● YOUR GOAL
Find the string "heading" in the entries and copy each line that has it.

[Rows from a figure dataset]
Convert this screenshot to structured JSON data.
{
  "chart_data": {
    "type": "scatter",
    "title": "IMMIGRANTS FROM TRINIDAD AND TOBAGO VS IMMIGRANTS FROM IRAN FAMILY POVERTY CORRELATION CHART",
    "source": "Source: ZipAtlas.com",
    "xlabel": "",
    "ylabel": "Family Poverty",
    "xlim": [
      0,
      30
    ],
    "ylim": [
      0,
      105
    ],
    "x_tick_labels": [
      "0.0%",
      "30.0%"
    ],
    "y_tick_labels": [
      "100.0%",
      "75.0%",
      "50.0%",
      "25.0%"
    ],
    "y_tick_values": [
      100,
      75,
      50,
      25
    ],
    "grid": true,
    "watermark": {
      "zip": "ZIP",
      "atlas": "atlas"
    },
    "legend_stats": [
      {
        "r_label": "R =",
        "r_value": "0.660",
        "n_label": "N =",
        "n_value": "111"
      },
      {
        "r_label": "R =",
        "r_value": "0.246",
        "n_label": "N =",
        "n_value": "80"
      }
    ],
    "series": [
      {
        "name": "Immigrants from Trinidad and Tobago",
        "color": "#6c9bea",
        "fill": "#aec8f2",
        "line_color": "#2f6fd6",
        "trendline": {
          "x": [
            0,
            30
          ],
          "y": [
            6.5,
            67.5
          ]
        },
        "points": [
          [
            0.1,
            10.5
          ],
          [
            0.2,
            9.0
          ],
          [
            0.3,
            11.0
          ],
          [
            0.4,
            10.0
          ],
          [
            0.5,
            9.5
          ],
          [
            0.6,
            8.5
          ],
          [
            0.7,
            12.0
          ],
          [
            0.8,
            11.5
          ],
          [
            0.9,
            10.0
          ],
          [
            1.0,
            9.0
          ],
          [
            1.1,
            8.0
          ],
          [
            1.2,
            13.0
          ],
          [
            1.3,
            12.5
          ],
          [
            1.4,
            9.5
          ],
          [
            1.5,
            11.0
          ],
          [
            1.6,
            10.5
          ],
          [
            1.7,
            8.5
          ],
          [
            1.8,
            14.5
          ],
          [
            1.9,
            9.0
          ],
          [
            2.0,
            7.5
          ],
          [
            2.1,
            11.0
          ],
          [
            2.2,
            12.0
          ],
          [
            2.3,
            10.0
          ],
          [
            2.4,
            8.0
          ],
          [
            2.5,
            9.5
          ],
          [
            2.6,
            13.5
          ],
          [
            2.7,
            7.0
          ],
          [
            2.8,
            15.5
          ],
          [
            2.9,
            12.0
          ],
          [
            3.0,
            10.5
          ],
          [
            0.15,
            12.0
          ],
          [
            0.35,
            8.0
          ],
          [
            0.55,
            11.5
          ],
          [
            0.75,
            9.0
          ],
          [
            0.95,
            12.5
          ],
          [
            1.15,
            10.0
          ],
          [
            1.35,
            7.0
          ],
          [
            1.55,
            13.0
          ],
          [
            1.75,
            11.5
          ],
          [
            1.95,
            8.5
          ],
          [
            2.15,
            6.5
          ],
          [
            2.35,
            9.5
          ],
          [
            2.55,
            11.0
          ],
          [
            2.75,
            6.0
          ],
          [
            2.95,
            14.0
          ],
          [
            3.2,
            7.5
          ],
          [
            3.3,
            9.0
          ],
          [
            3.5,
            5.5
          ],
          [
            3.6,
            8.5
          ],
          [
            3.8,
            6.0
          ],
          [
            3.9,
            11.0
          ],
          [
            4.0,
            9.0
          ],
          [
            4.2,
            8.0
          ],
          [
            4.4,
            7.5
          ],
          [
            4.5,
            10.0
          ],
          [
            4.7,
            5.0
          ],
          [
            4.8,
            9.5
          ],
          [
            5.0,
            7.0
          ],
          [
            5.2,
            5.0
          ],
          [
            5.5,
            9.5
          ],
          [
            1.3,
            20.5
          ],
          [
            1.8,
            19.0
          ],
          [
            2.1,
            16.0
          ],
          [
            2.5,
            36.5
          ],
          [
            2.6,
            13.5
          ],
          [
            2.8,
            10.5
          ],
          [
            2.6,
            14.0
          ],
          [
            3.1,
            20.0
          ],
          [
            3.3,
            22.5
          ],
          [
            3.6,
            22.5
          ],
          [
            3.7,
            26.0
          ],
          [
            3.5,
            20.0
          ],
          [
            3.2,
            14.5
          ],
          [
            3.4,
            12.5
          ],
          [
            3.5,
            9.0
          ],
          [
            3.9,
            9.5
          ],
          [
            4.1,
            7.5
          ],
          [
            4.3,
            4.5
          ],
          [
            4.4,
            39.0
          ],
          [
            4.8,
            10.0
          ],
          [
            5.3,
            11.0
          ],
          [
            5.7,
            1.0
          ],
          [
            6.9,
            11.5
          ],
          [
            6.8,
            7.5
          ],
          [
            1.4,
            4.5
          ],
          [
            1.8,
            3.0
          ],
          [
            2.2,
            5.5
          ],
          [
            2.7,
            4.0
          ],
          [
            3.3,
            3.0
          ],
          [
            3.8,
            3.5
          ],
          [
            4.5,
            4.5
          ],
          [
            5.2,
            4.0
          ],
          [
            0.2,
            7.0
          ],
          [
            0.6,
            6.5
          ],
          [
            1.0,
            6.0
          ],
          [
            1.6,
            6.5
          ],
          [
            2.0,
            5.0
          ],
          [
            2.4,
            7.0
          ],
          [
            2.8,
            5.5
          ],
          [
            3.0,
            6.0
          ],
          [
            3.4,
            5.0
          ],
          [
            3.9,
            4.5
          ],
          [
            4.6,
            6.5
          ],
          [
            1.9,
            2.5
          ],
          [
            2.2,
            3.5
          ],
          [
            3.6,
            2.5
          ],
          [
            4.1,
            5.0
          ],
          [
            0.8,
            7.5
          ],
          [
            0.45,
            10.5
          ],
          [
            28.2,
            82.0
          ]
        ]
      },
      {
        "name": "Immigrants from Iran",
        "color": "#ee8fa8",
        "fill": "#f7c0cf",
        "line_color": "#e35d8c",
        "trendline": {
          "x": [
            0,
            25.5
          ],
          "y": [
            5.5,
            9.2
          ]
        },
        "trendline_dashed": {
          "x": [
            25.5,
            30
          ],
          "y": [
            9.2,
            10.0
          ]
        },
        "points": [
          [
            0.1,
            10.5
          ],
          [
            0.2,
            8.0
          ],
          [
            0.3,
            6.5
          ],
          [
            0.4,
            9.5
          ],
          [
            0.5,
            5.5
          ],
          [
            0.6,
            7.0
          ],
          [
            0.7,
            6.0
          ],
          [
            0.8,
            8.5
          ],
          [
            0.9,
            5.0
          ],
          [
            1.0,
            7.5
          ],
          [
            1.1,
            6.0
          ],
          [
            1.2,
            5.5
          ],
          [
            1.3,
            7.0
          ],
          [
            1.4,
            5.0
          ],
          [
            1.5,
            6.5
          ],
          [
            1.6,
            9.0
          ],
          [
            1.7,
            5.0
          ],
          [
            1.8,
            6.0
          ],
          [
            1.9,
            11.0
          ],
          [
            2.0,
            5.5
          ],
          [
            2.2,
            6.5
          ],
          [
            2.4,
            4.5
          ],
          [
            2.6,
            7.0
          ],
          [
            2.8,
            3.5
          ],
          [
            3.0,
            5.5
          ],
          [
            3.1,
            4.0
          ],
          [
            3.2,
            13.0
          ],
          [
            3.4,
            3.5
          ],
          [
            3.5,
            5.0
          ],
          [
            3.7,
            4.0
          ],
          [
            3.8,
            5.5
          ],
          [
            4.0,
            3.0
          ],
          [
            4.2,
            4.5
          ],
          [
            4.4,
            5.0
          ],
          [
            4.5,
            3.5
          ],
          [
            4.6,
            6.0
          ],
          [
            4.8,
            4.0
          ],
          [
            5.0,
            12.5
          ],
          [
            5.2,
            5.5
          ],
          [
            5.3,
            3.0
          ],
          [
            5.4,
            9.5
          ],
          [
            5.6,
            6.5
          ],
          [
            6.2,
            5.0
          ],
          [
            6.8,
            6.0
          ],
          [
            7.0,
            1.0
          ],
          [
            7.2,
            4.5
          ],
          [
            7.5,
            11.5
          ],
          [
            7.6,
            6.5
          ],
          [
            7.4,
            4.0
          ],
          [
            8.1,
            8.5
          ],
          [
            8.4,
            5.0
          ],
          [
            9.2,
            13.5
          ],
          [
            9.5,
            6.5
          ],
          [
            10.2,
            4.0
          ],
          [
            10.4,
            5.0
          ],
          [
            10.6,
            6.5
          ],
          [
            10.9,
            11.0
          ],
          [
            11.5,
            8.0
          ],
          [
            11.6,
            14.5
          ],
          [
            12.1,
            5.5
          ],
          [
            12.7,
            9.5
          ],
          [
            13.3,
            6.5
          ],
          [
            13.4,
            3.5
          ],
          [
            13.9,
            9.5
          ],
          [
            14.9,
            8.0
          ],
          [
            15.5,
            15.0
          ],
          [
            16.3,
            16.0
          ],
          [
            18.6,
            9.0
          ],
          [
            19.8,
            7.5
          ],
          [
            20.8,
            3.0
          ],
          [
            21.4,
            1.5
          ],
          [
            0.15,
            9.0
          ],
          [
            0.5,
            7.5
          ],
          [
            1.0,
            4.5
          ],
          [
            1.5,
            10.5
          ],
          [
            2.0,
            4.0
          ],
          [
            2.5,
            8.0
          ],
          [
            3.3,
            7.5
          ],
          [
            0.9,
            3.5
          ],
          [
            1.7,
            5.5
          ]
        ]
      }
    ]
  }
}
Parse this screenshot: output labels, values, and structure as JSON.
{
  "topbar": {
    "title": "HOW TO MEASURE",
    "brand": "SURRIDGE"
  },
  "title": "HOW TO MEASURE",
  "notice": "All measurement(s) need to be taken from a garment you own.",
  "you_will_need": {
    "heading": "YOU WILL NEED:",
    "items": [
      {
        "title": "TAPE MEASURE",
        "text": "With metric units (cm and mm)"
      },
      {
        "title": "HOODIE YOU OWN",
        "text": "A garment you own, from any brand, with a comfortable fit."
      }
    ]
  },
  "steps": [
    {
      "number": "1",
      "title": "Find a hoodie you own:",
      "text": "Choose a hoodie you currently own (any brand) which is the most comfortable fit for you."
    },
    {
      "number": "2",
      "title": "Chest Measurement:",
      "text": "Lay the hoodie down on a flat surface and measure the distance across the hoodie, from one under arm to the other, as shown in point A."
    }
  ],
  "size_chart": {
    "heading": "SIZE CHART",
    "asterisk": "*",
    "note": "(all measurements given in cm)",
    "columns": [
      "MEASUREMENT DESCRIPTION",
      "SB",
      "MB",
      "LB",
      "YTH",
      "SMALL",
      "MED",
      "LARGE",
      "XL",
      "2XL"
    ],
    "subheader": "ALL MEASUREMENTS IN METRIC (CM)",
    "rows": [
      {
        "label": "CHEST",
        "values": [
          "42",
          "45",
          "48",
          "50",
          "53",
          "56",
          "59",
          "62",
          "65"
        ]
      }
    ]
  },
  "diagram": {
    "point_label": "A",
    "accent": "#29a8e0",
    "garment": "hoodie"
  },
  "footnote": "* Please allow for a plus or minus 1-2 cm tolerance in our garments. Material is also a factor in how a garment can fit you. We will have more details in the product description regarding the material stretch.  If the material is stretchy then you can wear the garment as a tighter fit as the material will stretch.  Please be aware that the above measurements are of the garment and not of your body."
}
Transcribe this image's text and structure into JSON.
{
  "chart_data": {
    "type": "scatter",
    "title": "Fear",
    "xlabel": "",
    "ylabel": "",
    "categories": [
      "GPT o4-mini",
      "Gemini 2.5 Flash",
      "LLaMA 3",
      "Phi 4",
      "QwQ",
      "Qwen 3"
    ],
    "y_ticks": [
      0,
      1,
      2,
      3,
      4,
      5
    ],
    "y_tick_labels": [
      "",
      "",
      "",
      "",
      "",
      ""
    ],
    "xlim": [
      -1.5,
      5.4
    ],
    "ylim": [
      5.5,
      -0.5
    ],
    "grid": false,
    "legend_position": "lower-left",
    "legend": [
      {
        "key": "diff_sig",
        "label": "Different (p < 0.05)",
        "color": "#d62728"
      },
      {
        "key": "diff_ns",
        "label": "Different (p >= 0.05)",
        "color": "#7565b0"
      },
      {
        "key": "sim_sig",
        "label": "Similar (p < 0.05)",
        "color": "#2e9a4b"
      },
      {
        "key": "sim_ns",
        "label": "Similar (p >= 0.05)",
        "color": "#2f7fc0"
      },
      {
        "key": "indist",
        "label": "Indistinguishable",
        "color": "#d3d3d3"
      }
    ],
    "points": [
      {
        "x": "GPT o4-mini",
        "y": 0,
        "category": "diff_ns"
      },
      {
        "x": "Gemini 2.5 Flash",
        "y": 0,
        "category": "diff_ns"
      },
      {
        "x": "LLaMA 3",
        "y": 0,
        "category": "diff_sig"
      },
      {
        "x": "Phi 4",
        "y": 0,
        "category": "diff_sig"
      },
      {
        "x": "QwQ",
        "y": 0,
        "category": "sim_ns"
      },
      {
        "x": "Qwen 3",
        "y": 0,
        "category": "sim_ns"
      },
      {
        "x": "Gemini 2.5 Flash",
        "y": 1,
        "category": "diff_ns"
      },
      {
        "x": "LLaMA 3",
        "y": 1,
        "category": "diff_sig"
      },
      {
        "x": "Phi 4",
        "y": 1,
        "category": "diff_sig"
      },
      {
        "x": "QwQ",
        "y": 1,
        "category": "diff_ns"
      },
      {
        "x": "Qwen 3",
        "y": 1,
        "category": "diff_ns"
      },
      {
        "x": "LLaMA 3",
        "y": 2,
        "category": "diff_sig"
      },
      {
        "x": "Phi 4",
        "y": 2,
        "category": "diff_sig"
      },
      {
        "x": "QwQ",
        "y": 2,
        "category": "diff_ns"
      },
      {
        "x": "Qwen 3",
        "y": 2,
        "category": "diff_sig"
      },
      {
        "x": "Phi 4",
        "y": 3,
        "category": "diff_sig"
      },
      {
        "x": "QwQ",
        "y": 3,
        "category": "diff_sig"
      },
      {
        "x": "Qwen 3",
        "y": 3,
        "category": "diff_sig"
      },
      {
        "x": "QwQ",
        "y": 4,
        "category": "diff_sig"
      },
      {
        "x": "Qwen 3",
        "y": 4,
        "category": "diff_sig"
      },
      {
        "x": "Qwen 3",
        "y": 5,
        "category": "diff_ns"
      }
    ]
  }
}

● EXPECTED ANSWER
    "heading": "YOU WILL NEED:",
    "heading": "SIZE CHART",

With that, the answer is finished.